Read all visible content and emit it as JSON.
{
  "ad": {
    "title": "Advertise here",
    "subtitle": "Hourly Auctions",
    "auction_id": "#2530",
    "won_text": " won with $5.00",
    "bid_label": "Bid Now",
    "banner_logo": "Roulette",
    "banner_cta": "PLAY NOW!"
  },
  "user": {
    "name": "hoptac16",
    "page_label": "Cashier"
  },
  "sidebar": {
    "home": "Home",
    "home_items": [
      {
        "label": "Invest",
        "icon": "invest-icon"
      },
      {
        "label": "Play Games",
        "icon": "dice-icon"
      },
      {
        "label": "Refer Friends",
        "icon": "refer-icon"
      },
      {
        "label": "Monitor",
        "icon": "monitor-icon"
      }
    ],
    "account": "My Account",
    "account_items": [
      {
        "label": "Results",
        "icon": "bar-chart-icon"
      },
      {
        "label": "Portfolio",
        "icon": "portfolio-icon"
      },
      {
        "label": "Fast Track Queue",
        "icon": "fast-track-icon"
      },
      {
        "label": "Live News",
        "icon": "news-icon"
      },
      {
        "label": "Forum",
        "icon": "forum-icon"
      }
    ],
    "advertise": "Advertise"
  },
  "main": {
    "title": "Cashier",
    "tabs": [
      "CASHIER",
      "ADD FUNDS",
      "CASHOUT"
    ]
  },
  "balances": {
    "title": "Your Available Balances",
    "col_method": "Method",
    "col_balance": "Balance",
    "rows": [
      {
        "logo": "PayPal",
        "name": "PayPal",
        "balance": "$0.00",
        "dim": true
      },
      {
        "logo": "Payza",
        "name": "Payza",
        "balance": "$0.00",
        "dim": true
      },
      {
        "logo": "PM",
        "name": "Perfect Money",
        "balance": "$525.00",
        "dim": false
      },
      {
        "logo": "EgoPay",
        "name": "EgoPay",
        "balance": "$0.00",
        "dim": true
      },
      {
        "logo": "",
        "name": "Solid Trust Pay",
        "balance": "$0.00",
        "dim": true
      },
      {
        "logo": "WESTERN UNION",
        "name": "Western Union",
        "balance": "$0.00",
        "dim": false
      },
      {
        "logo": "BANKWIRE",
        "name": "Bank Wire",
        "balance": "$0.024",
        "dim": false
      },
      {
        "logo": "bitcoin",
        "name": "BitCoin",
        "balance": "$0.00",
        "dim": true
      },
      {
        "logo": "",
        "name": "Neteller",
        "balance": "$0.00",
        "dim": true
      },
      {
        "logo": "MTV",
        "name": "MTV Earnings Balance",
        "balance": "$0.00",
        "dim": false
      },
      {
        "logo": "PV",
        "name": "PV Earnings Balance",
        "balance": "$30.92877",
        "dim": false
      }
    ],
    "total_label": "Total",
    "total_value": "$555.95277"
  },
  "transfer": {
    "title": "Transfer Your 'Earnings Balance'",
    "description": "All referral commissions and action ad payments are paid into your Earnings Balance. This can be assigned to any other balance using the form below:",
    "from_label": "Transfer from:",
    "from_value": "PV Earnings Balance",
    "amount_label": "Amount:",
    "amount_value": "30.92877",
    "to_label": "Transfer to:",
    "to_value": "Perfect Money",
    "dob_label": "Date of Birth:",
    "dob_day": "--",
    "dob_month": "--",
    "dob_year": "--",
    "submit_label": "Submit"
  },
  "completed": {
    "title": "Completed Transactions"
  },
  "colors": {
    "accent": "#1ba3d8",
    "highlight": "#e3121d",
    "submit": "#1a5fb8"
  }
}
------------------------------------------------------------
▶ _Task brief_
Recopy the whole listing exactly.

▶ _Exercise solution_
Read all visible content and emit it as JSON.
{
  "ad": {
    "title": "Advertise here",
    "subtitle": "Hourly Auctions",
    "auction_id": "#2530",
    "won_text": " won with $5.00",
    "bid_label": "Bid Now",
    "banner_logo": "Roulette",
    "banner_cta": "PLAY NOW!"
  },
  "user": {
    "name": "hoptac16",
    "page_label": "Cashier"
  },
  "sidebar": {
    "home": "Home",
    "home_items": [
      {
        "label": "Invest",
        "icon": "invest-icon"
      },
      {
        "label": "Play Games",
        "icon": "dice-icon"
      },
      {
        "label": "Refer Friends",
        "icon": "refer-icon"
      },
      {
        "label": "Monitor",
        "icon": "monitor-icon"
      }
    ],
    "account": "My Account",
    "account_items": [
      {
        "label": "Results",
        "icon": "bar-chart-icon"
      },
      {
        "label": "Portfolio",
        "icon": "portfolio-icon"
      },
      {
        "label": "Fast Track Queue",
        "icon": "fast-track-icon"
      },
      {
        "label": "Live News",
        "icon": "news-icon"
      },
      {
        "label": "Forum",
        "icon": "forum-icon"
      }
    ],
    "advertise": "Advertise"
  },
  "main": {
    "title": "Cashier",
    "tabs": [
      "CASHIER",
      "ADD FUNDS",
      "CASHOUT"
    ]
  },
  "balances": {
    "title": "Your Available Balances",
    "col_method": "Method",
    "col_balance": "Balance",
    "rows": [
      {
        "logo": "PayPal",
        "name": "PayPal",
        "balance": "$0.00",
        "dim": true
      },
      {
        "logo": "Payza",
        "name": "Payza",
        "balance": "$0.00",
        "dim": true
      },
      {
        "logo": "PM",
        "name": "Perfect Money",
        "balance": "$525.00",
        "dim": false
      },
      {
        "logo": "EgoPay",
        "name": "EgoPay",
        "balance": "$0.00",
        "dim": true
      },
      {
        "logo": "",
        "name": "Solid Trust Pay",
        "balance": "$0.00",
        "dim": true
      },
      {
        "logo": "WESTERN UNION",
        "name": "Western Union",
        "balance": "$0.00",
        "dim": false
      },
      {
        "logo": "BANKWIRE",
        "name": "Bank Wire",
        "balance": "$0.024",
        "dim": false
      },
      {
        "logo": "bitcoin",
        "name": "BitCoin",
        "balance": "$0.00",
        "dim": true
      },
      {
        "logo": "",
        "name": "Neteller",
        "balance": "$0.00",
        "dim": true
      },
      {
        "logo": "MTV",
        "name": "MTV Earnings Balance",
        "balance": "$0.00",
        "dim": false
      },
      {
        "logo": "PV",
        "name": "PV Earnings Balance",
        "balance": "$30.92877",
        "dim": false
      }
    ],
    "total_label": "Total",
    "total_value": "$555.95277"
  },
  "transfer": {
    "title": "Transfer Your 'Earnings Balance'",
    "description": "All referral commissions and action ad payments are paid into your Earnings Balance. This can be assigned to any other balance using the form below:",
    "from_label": "Transfer from:",
    "from_value": "PV Earnings Balance",
    "amount_label": "Amount:",
    "amount_value": "30.92877",
    "to_label": "Transfer to:",
    "to_value": "Perfect Money",
    "dob_label": "Date of Birth:",
    "dob_day": "--",
    "dob_month": "--",
    "dob_year": "--",
    "submit_label": "Submit"
  },
  "completed": {
    "title": "Completed Transactions"
  },
  "colors": {
    "accent": "#1ba3d8",
    "highlight": "#e3121d",
    "submit": "#1a5fb8"
  }
}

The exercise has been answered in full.